- [Your instructions]:
Report how many lines of the entries below contain the word "ylabel", and nothing more.

- [Given data]:
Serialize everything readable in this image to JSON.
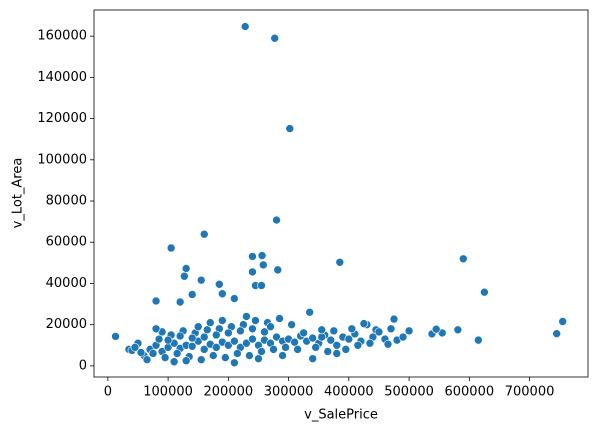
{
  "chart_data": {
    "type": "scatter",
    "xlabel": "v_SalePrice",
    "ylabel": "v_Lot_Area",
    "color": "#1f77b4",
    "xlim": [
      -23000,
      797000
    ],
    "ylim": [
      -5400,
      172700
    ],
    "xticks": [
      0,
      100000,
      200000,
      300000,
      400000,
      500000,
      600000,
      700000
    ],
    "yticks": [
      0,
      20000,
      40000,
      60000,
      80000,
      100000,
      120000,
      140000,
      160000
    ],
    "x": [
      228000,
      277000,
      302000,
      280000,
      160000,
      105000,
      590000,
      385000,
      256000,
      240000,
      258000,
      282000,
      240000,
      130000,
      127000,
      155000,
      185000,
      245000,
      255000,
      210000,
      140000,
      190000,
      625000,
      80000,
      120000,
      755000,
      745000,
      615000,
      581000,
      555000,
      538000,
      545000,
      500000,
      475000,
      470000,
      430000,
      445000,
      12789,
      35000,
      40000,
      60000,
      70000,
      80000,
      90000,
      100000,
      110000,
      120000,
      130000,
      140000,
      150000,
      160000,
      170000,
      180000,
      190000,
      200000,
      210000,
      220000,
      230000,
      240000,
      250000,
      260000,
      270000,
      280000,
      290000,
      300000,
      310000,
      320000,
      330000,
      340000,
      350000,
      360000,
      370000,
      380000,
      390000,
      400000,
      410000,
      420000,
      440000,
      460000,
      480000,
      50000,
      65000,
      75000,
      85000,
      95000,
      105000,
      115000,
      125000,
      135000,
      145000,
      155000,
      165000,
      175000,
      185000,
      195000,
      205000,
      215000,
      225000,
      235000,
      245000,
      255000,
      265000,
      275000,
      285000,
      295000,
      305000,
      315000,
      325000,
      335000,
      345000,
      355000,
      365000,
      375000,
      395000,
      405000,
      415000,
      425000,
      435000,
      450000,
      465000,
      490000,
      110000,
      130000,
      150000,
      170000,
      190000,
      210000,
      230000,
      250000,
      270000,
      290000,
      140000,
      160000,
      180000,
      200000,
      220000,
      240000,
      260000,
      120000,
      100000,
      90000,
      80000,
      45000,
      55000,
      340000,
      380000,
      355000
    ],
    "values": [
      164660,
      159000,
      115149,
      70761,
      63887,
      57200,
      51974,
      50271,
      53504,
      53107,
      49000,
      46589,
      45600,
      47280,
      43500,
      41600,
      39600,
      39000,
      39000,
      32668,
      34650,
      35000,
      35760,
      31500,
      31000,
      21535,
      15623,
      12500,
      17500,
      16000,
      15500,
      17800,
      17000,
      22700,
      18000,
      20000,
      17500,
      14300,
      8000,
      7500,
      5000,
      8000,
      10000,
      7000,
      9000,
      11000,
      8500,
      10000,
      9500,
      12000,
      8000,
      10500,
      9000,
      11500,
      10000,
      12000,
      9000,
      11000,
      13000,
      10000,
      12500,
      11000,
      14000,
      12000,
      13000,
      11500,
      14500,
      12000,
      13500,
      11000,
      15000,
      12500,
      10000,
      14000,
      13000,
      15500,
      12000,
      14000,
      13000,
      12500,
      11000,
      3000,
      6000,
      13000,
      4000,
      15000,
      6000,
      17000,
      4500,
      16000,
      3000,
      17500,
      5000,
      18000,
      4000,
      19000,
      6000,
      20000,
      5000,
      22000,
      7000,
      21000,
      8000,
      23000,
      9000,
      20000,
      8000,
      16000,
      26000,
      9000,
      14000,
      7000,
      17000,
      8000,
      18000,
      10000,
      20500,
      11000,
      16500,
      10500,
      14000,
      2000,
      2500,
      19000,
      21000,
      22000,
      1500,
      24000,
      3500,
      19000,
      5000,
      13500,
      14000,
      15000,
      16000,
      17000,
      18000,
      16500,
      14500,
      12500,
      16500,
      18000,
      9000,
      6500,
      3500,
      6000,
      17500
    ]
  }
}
--
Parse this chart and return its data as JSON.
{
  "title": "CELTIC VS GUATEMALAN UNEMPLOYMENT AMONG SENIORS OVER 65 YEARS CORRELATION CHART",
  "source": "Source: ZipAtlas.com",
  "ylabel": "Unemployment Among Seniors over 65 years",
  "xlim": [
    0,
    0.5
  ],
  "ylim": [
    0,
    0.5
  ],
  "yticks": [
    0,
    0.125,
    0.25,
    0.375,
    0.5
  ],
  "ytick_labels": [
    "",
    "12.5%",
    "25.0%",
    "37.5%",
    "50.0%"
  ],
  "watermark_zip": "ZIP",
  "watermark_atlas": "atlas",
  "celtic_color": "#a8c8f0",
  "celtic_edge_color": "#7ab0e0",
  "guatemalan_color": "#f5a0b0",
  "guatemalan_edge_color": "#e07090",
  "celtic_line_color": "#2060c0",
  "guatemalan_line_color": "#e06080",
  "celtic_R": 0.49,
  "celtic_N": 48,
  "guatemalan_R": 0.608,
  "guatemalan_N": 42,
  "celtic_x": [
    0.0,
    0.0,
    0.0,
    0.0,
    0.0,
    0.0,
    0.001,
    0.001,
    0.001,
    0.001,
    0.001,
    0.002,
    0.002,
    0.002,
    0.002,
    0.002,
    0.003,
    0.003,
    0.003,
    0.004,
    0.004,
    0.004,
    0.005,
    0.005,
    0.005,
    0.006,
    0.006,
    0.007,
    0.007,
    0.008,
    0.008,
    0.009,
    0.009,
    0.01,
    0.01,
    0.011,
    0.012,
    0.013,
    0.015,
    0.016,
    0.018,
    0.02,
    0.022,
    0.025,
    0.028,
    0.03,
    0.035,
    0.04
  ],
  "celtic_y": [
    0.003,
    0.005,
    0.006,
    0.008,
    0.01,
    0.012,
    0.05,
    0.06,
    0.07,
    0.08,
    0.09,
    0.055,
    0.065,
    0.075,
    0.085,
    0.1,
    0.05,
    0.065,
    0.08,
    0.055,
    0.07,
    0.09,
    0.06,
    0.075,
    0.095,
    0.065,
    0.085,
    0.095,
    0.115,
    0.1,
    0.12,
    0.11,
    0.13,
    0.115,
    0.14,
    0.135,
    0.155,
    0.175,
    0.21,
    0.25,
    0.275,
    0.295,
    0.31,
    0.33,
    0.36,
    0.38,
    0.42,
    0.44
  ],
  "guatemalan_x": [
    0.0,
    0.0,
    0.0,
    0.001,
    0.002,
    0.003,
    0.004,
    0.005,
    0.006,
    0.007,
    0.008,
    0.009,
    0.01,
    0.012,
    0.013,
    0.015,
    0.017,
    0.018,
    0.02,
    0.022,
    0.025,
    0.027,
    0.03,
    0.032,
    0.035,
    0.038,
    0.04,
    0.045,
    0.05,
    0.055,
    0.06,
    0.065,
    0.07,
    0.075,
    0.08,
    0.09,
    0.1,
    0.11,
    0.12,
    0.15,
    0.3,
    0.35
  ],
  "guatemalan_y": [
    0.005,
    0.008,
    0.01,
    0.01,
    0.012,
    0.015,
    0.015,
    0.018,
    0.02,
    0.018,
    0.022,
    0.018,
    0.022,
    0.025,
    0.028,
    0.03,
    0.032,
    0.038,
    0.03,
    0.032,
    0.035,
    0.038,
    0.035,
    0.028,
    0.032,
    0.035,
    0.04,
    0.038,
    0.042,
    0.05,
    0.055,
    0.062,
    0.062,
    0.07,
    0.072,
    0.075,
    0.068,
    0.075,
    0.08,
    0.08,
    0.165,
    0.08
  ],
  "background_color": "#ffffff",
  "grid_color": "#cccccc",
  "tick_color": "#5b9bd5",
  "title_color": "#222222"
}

- [Answer below]:
2